━━━━━ Source records ━━━━━

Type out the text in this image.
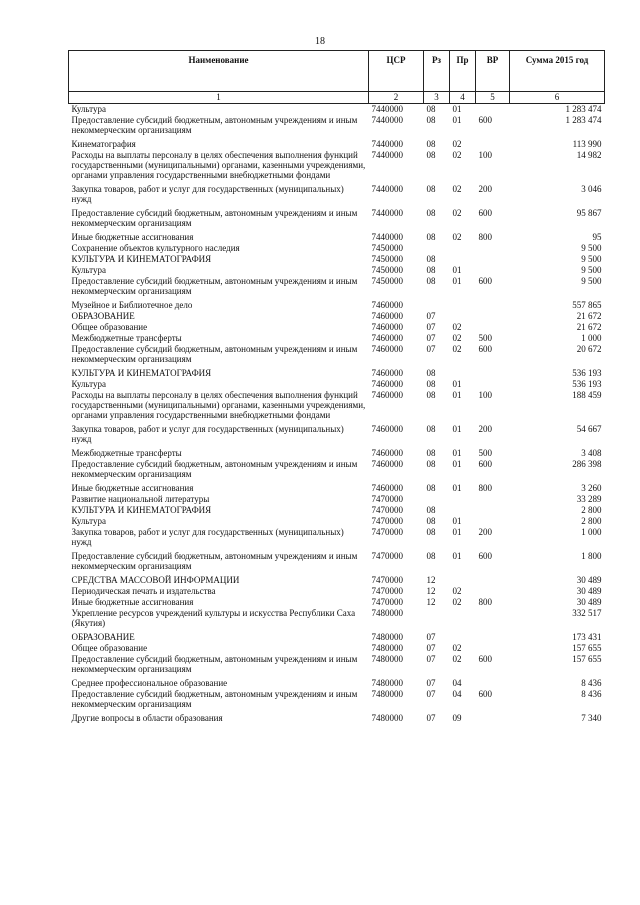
18
Наименование	ЦСР	Рз	Пр	ВР	Сумма 2015 год
1	2	3	4	5	6
Культура	7440000	08	01		1 283 474
Предоставление субсидий бюджетным, автономным учреждениям и иным некоммерческим организациям	7440000	08	01	600	1 283 474
Кинематография	7440000	08	02		113 990
Расходы на выплаты персоналу в целях обеспечения выполнения функций государственными (муниципальными) органами, казенными учреждениями, органами управления государственными внебюджетными фондами	7440000	08	02	100	14 982
Закупка товаров, работ и услуг для государственных (муниципальных) нужд	7440000	08	02	200	3 046
Предоставление субсидий бюджетным, автономным учреждениям и иным некоммерческим организациям	7440000	08	02	600	95 867
Иные бюджетные ассигнования	7440000	08	02	800	95
Сохранение объектов культурного наследия	7450000				9 500
КУЛЬТУРА И КИНЕМАТОГРАФИЯ	7450000	08			9 500
Культура	7450000	08	01		9 500
Предоставление субсидий бюджетным, автономным учреждениям и иным некоммерческим организациям	7450000	08	01	600	9 500
Музейное и Библиотечное дело	7460000				557 865
ОБРАЗОВАНИЕ	7460000	07			21 672
Общее образование	7460000	07	02		21 672
Межбюджетные трансферты	7460000	07	02	500	1 000
Предоставление субсидий бюджетным, автономным учреждениям и иным некоммерческим организациям	7460000	07	02	600	20 672
КУЛЬТУРА И КИНЕМАТОГРАФИЯ	7460000	08			536 193
Культура	7460000	08	01		536 193
Расходы на выплаты персоналу в целях обеспечения выполнения функций государственными (муниципальными) органами, казенными учреждениями, органами управления государственными внебюджетными фондами	7460000	08	01	100	188 459
Закупка товаров, работ и услуг для государственных (муниципальных) нужд	7460000	08	01	200	54 667
Межбюджетные трансферты	7460000	08	01	500	3 408
Предоставление субсидий бюджетным, автономным учреждениям и иным некоммерческим организациям	7460000	08	01	600	286 398
Иные бюджетные ассигнования	7460000	08	01	800	3 260
Развитие национальной литературы	7470000				33 289
КУЛЬТУРА И КИНЕМАТОГРАФИЯ	7470000	08			2 800
Культура	7470000	08	01		2 800
Закупка товаров, работ и услуг для государственных (муниципальных) нужд	7470000	08	01	200	1 000
Предоставление субсидий бюджетным, автономным учреждениям и иным некоммерческим организациям	7470000	08	01	600	1 800
СРЕДСТВА МАССОВОЙ ИНФОРМАЦИИ	7470000	12			30 489
Периодическая печать и издательства	7470000	12	02		30 489
Иные бюджетные ассигнования	7470000	12	02	800	30 489
Укрепление ресурсов учреждений культуры и искусства Республики Саха (Якутия)	7480000				332 517
ОБРАЗОВАНИЕ	7480000	07			173 431
Общее образование	7480000	07	02		157 655
Предоставление субсидий бюджетным, автономным учреждениям и иным некоммерческим организациям	7480000	07	02	600	157 655
Среднее профессиональное образование	7480000	07	04		8 436
Предоставление субсидий бюджетным, автономным учреждениям и иным некоммерческим организациям	7480000	07	04	600	8 436
Другие вопросы в области образования	7480000	07	09		7 340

━━━━━

From start to finish, output the listing exactly, but omit its pictures.

Type out the text in this image.
18
Наименование	ЦСР	Рз	Пр	ВР	Сумма 2015 год
1	2	3	4	5	6
Культура	7440000	08	01		1 283 474
Предоставление субсидий бюджетным, автономным учреждениям и иным некоммерческим организациям	7440000	08	01	600	1 283 474
Кинематография	7440000	08	02		113 990
Расходы на выплаты персоналу в целях обеспечения выполнения функций государственными (муниципальными) органами, казенными учреждениями, органами управления государственными внебюджетными фондами	7440000	08	02	100	14 982
Закупка товаров, работ и услуг для государственных (муниципальных) нужд	7440000	08	02	200	3 046
Предоставление субсидий бюджетным, автономным учреждениям и иным некоммерческим организациям	7440000	08	02	600	95 867
Иные бюджетные ассигнования	7440000	08	02	800	95
Сохранение объектов культурного наследия	7450000				9 500
КУЛЬТУРА И КИНЕМАТОГРАФИЯ	7450000	08			9 500
Культура	7450000	08	01		9 500
Предоставление субсидий бюджетным, автономным учреждениям и иным некоммерческим организациям	7450000	08	01	600	9 500
Музейное и Библиотечное дело	7460000				557 865
ОБРАЗОВАНИЕ	7460000	07			21 672
Общее образование	7460000	07	02		21 672
Межбюджетные трансферты	7460000	07	02	500	1 000
Предоставление субсидий бюджетным, автономным учреждениям и иным некоммерческим организациям	7460000	07	02	600	20 672
КУЛЬТУРА И КИНЕМАТОГРАФИЯ	7460000	08			536 193
Культура	7460000	08	01		536 193
Расходы на выплаты персоналу в целях обеспечения выполнения функций государственными (муниципальными) органами, казенными учреждениями, органами управления государственными внебюджетными фондами	7460000	08	01	100	188 459
Закупка товаров, работ и услуг для государственных (муниципальных) нужд	7460000	08	01	200	54 667
Межбюджетные трансферты	7460000	08	01	500	3 408
Предоставление субсидий бюджетным, автономным учреждениям и иным некоммерческим организациям	7460000	08	01	600	286 398
Иные бюджетные ассигнования	7460000	08	01	800	3 260
Развитие национальной литературы	7470000				33 289
КУЛЬТУРА И КИНЕМАТОГРАФИЯ	7470000	08			2 800
Культура	7470000	08	01		2 800
Закупка товаров, работ и услуг для государственных (муниципальных) нужд	7470000	08	01	200	1 000
Предоставление субсидий бюджетным, автономным учреждениям и иным некоммерческим организациям	7470000	08	01	600	1 800
СРЕДСТВА МАССОВОЙ ИНФОРМАЦИИ	7470000	12			30 489
Периодическая печать и издательства	7470000	12	02		30 489
Иные бюджетные ассигнования	7470000	12	02	800	30 489
Укрепление ресурсов учреждений культуры и искусства Республики Саха (Якутия)	7480000				332 517
ОБРАЗОВАНИЕ	7480000	07			173 431
Общее образование	7480000	07	02		157 655
Предоставление субсидий бюджетным, автономным учреждениям и иным некоммерческим организациям	7480000	07	02	600	157 655
Среднее профессиональное образование	7480000	07	04		8 436
Предоставление субсидий бюджетным, автономным учреждениям и иным некоммерческим организациям	7480000	07	04	600	8 436
Другие вопросы в области образования	7480000	07	09		7 340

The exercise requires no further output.